▸ What this task involves
Find the lines containing the word "result" and copy every one of them.

[Collection entries]

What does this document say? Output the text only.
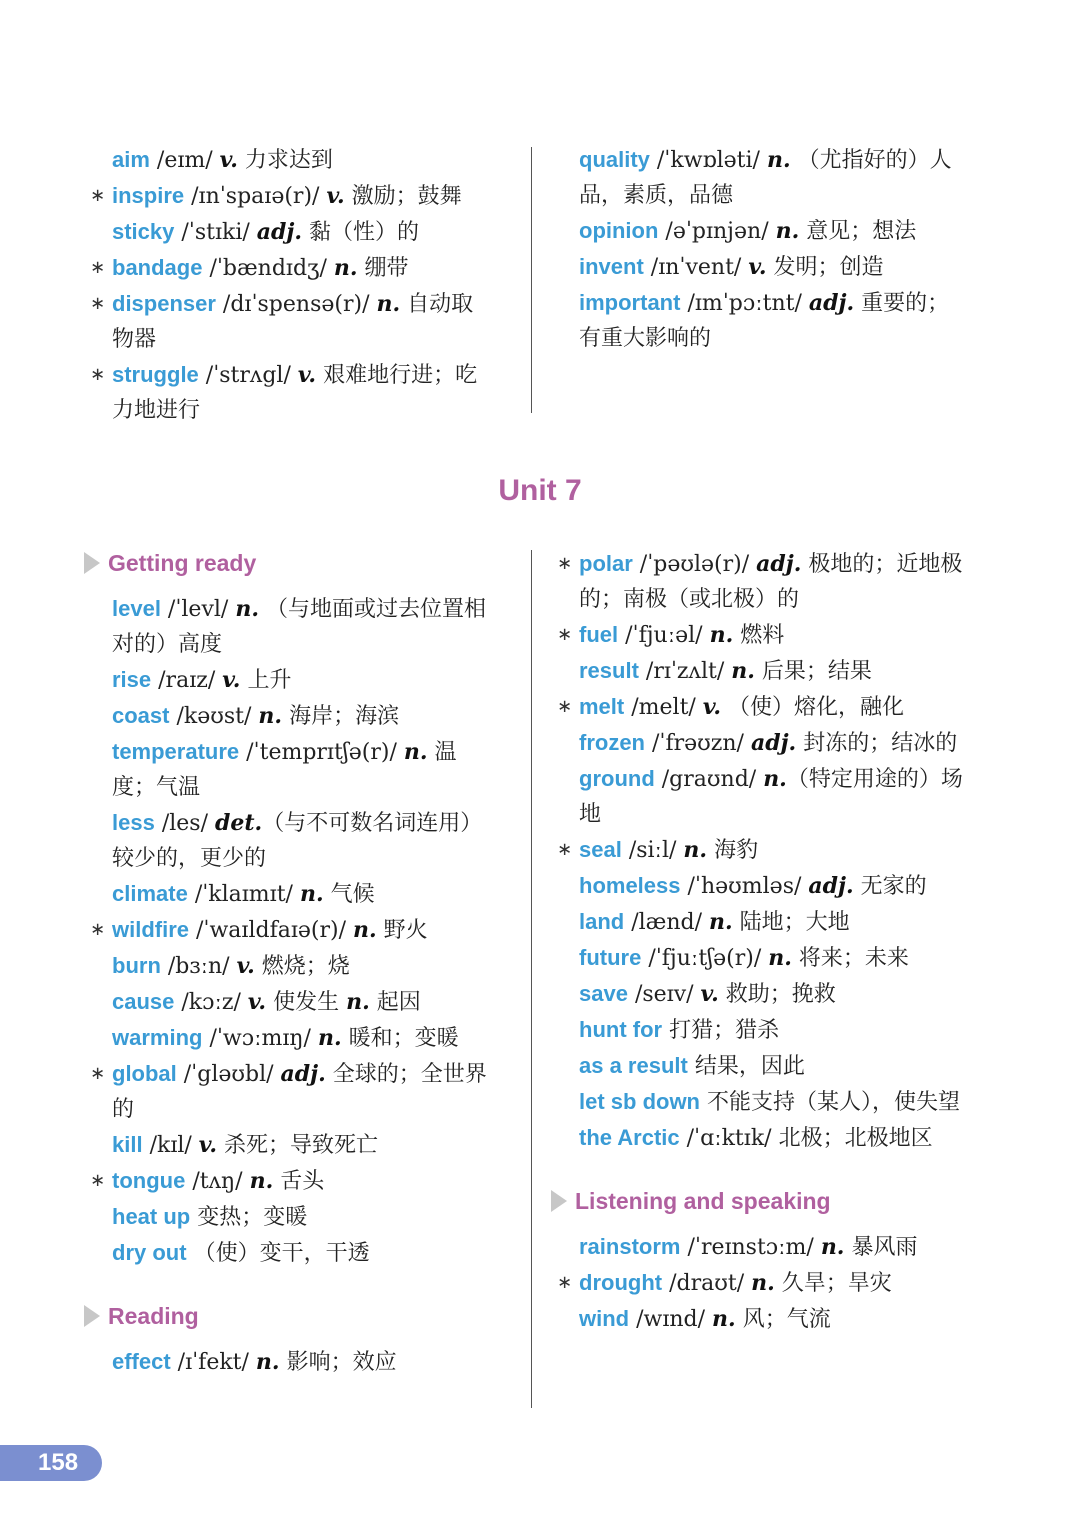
aim /eɪm/ v. 力求达到
∗ inspire /ɪnˈspaɪə(r)/ v. 激励；鼓舞
sticky /ˈstɪki/ adj. 黏（性）的
∗ bandage /ˈbændɪdʒ/ n. 绷带
∗ dispenser /dɪˈspensə(r)/ n. 自动取物器
∗ struggle /ˈstrʌgl/ v. 艰难地行进；吃力地进行
quality /ˈkwɒləti/ n. （尤指好的）人品，素质，品德
opinion /əˈpɪnjən/ n. 意见；想法
invent /ɪnˈvent/ v. 发明；创造
important /ɪmˈpɔːtnt/ adj. 重要的；有重大影响的
Unit 7
Getting ready
level /ˈlevl/ n. （与地面或过去位置相对的）高度
rise /raɪz/ v. 上升
coast /kəʊst/ n. 海岸；海滨
temperature /ˈtemprɪtʃə(r)/ n. 温度；气温
less /les/ det.（与不可数名词连用）较少的，更少的
climate /ˈklaɪmɪt/ n. 气候
∗ wildfire /ˈwaɪldfaɪə(r)/ n. 野火
burn /bɜːn/ v. 燃烧；烧
cause /kɔːz/ v. 使发生 n. 起因
warming /ˈwɔːmɪŋ/ n. 暖和；变暖
∗ global /ˈgləʊbl/ adj. 全球的；全世界的
kill /kɪl/ v. 杀死；导致死亡
∗ tongue /tʌŋ/ n. 舌头
heat up 变热；变暖
dry out （使）变干，干透
Reading
effect /ɪˈfekt/ n. 影响；效应
∗ polar /ˈpəʊlə(r)/ adj. 极地的；近地极的；南极（或北极）的
∗ fuel /ˈfjuːəl/ n. 燃料
result /rɪˈzʌlt/ n. 后果；结果
∗ melt /melt/ v. （使）熔化，融化
frozen /ˈfrəʊzn/ adj. 封冻的；结冰的
ground /graʊnd/ n.（特定用途的）场地
∗ seal /siːl/ n. 海豹
homeless /ˈhəʊmləs/ adj. 无家的
land /lænd/ n. 陆地；大地
future /ˈfjuːtʃə(r)/ n. 将来；未来
save /seɪv/ v. 救助；挽救
hunt for 打猎；猎杀
as a result 结果，因此
let sb down 不能支持（某人），使失望
the Arctic /ˈɑːktɪk/ 北极；北极地区
Listening and speaking
rainstorm /ˈreɪnstɔːm/ n. 暴风雨
∗ drought /draʊt/ n. 久旱；旱灾
wind /wɪnd/ n. 风；气流
158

▸ Answer to this exercise
result /rɪˈzʌlt/ n. 后果；结果
as a result 结果，因此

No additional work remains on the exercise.